Go through the records and give each one again exactly.

Data items
┌──

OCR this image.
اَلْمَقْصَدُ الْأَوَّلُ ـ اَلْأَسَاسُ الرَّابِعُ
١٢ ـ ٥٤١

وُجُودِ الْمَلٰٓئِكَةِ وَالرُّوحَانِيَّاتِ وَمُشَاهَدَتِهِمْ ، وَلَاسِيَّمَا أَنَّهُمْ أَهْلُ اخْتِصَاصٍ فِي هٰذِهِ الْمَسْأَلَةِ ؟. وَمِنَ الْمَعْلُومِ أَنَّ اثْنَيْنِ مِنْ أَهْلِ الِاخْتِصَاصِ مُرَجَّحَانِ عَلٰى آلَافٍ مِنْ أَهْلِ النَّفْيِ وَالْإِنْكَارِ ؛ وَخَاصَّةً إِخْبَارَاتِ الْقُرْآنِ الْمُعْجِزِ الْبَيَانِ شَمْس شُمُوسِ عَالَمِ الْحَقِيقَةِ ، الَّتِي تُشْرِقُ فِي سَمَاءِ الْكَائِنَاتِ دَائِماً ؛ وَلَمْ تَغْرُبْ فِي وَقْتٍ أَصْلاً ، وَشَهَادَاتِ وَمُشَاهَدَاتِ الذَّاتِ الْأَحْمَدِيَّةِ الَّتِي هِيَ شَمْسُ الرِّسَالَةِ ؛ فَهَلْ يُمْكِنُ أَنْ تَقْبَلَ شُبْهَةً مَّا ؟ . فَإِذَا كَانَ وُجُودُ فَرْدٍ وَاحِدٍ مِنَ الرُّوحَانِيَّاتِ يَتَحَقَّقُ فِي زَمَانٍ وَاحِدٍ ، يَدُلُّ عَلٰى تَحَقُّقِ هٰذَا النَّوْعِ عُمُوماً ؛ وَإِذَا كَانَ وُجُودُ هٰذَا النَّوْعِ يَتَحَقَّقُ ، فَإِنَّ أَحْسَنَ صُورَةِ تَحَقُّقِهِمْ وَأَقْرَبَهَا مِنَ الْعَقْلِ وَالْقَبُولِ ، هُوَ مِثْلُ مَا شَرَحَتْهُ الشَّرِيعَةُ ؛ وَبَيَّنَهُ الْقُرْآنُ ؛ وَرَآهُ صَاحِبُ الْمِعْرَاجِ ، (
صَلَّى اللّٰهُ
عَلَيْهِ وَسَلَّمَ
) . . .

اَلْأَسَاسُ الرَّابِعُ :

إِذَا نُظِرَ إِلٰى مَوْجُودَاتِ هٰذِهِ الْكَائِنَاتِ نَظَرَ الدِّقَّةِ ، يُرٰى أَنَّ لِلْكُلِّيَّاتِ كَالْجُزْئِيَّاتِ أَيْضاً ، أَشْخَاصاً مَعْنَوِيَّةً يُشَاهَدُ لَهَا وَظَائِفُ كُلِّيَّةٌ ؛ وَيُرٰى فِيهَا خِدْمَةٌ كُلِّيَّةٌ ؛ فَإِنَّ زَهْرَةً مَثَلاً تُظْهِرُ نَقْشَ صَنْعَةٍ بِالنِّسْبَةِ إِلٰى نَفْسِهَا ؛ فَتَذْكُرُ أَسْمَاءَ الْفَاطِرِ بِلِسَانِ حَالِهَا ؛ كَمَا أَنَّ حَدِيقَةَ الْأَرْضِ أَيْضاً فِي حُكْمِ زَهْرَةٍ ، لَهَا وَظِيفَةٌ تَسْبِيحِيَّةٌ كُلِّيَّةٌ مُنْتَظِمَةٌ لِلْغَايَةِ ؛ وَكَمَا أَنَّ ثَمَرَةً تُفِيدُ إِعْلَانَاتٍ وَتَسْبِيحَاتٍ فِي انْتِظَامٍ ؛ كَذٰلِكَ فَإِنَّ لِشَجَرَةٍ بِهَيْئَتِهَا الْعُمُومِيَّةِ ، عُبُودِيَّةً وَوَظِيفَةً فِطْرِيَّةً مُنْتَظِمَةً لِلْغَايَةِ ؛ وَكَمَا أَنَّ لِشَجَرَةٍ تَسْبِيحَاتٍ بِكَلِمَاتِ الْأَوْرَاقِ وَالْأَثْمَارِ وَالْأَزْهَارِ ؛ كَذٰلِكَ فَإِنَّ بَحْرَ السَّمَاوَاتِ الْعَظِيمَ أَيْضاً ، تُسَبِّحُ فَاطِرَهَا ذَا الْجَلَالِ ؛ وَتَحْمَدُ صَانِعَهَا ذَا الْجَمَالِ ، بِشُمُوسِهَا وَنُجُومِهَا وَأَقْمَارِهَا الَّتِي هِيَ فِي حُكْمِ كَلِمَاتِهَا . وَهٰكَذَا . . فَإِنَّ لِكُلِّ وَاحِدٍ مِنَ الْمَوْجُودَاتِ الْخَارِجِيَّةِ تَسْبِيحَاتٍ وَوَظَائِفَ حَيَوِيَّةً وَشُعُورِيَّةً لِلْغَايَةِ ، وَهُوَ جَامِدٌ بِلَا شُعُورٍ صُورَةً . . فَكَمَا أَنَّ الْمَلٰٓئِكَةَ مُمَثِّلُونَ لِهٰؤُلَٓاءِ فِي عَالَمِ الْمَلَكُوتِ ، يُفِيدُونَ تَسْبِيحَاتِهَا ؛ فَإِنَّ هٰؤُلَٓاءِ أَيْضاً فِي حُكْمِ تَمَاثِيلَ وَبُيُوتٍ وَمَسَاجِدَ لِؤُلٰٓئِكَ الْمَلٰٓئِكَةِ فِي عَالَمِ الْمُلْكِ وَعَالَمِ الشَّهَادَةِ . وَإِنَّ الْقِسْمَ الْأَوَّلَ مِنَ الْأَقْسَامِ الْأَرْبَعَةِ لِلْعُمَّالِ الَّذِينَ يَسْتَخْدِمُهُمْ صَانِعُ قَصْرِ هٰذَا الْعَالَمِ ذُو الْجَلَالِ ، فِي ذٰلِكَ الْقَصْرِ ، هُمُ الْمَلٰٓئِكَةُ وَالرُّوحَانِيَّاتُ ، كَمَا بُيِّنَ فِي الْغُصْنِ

└──

**Solution for this exercise:**
OCR this image.
اَلْمَقْصَدُ الْأَوَّلُ ـ اَلْأَسَاسُ الرَّابِعُ
١٢ ـ ٥٤١

وُجُودِ الْمَلٰٓئِكَةِ وَالرُّوحَانِيَّاتِ وَمُشَاهَدَتِهِمْ ، وَلَاسِيَّمَا أَنَّهُمْ أَهْلُ اخْتِصَاصٍ فِي هٰذِهِ الْمَسْأَلَةِ ؟. وَمِنَ الْمَعْلُومِ أَنَّ اثْنَيْنِ مِنْ أَهْلِ الِاخْتِصَاصِ مُرَجَّحَانِ عَلٰى آلَافٍ مِنْ أَهْلِ النَّفْيِ وَالْإِنْكَارِ ؛ وَخَاصَّةً إِخْبَارَاتِ الْقُرْآنِ الْمُعْجِزِ الْبَيَانِ شَمْس شُمُوسِ عَالَمِ الْحَقِيقَةِ ، الَّتِي تُشْرِقُ فِي سَمَاءِ الْكَائِنَاتِ دَائِماً ؛ وَلَمْ تَغْرُبْ فِي وَقْتٍ أَصْلاً ، وَشَهَادَاتِ وَمُشَاهَدَاتِ الذَّاتِ الْأَحْمَدِيَّةِ الَّتِي هِيَ شَمْسُ الرِّسَالَةِ ؛ فَهَلْ يُمْكِنُ أَنْ تَقْبَلَ شُبْهَةً مَّا ؟ . فَإِذَا كَانَ وُجُودُ فَرْدٍ وَاحِدٍ مِنَ الرُّوحَانِيَّاتِ يَتَحَقَّقُ فِي زَمَانٍ وَاحِدٍ ، يَدُلُّ عَلٰى تَحَقُّقِ هٰذَا النَّوْعِ عُمُوماً ؛ وَإِذَا كَانَ وُجُودُ هٰذَا النَّوْعِ يَتَحَقَّقُ ، فَإِنَّ أَحْسَنَ صُورَةِ تَحَقُّقِهِمْ وَأَقْرَبَهَا مِنَ الْعَقْلِ وَالْقَبُولِ ، هُوَ مِثْلُ مَا شَرَحَتْهُ الشَّرِيعَةُ ؛ وَبَيَّنَهُ الْقُرْآنُ ؛ وَرَآهُ صَاحِبُ الْمِعْرَاجِ ، (
صَلَّى اللّٰهُ
عَلَيْهِ وَسَلَّمَ
) . . .

اَلْأَسَاسُ الرَّابِعُ :

إِذَا نُظِرَ إِلٰى مَوْجُودَاتِ هٰذِهِ الْكَائِنَاتِ نَظَرَ الدِّقَّةِ ، يُرٰى أَنَّ لِلْكُلِّيَّاتِ كَالْجُزْئِيَّاتِ أَيْضاً ، أَشْخَاصاً مَعْنَوِيَّةً يُشَاهَدُ لَهَا وَظَائِفُ كُلِّيَّةٌ ؛ وَيُرٰى فِيهَا خِدْمَةٌ كُلِّيَّةٌ ؛ فَإِنَّ زَهْرَةً مَثَلاً تُظْهِرُ نَقْشَ صَنْعَةٍ بِالنِّسْبَةِ إِلٰى نَفْسِهَا ؛ فَتَذْكُرُ أَسْمَاءَ الْفَاطِرِ بِلِسَانِ حَالِهَا ؛ كَمَا أَنَّ حَدِيقَةَ الْأَرْضِ أَيْضاً فِي حُكْمِ زَهْرَةٍ ، لَهَا وَظِيفَةٌ تَسْبِيحِيَّةٌ كُلِّيَّةٌ مُنْتَظِمَةٌ لِلْغَايَةِ ؛ وَكَمَا أَنَّ ثَمَرَةً تُفِيدُ إِعْلَانَاتٍ وَتَسْبِيحَاتٍ فِي انْتِظَامٍ ؛ كَذٰلِكَ فَإِنَّ لِشَجَرَةٍ بِهَيْئَتِهَا الْعُمُومِيَّةِ ، عُبُودِيَّةً وَوَظِيفَةً فِطْرِيَّةً مُنْتَظِمَةً لِلْغَايَةِ ؛ وَكَمَا أَنَّ لِشَجَرَةٍ تَسْبِيحَاتٍ بِكَلِمَاتِ الْأَوْرَاقِ وَالْأَثْمَارِ وَالْأَزْهَارِ ؛ كَذٰلِكَ فَإِنَّ بَحْرَ السَّمَاوَاتِ الْعَظِيمَ أَيْضاً ، تُسَبِّحُ فَاطِرَهَا ذَا الْجَلَالِ ؛ وَتَحْمَدُ صَانِعَهَا ذَا الْجَمَالِ ، بِشُمُوسِهَا وَنُجُومِهَا وَأَقْمَارِهَا الَّتِي هِيَ فِي حُكْمِ كَلِمَاتِهَا . وَهٰكَذَا . . فَإِنَّ لِكُلِّ وَاحِدٍ مِنَ الْمَوْجُودَاتِ الْخَارِجِيَّةِ تَسْبِيحَاتٍ وَوَظَائِفَ حَيَوِيَّةً وَشُعُورِيَّةً لِلْغَايَةِ ، وَهُوَ جَامِدٌ بِلَا شُعُورٍ صُورَةً . . فَكَمَا أَنَّ الْمَلٰٓئِكَةَ مُمَثِّلُونَ لِهٰؤُلَٓاءِ فِي عَالَمِ الْمَلَكُوتِ ، يُفِيدُونَ تَسْبِيحَاتِهَا ؛ فَإِنَّ هٰؤُلَٓاءِ أَيْضاً فِي حُكْمِ تَمَاثِيلَ وَبُيُوتٍ وَمَسَاجِدَ لِؤُلٰٓئِكَ الْمَلٰٓئِكَةِ فِي عَالَمِ الْمُلْكِ وَعَالَمِ الشَّهَادَةِ . وَإِنَّ الْقِسْمَ الْأَوَّلَ مِنَ الْأَقْسَامِ الْأَرْبَعَةِ لِلْعُمَّالِ الَّذِينَ يَسْتَخْدِمُهُمْ صَانِعُ قَصْرِ هٰذَا الْعَالَمِ ذُو الْجَلَالِ ، فِي ذٰلِكَ الْقَصْرِ ، هُمُ الْمَلٰٓئِكَةُ وَالرُّوحَانِيَّاتُ ، كَمَا بُيِّنَ فِي الْغُصْنِ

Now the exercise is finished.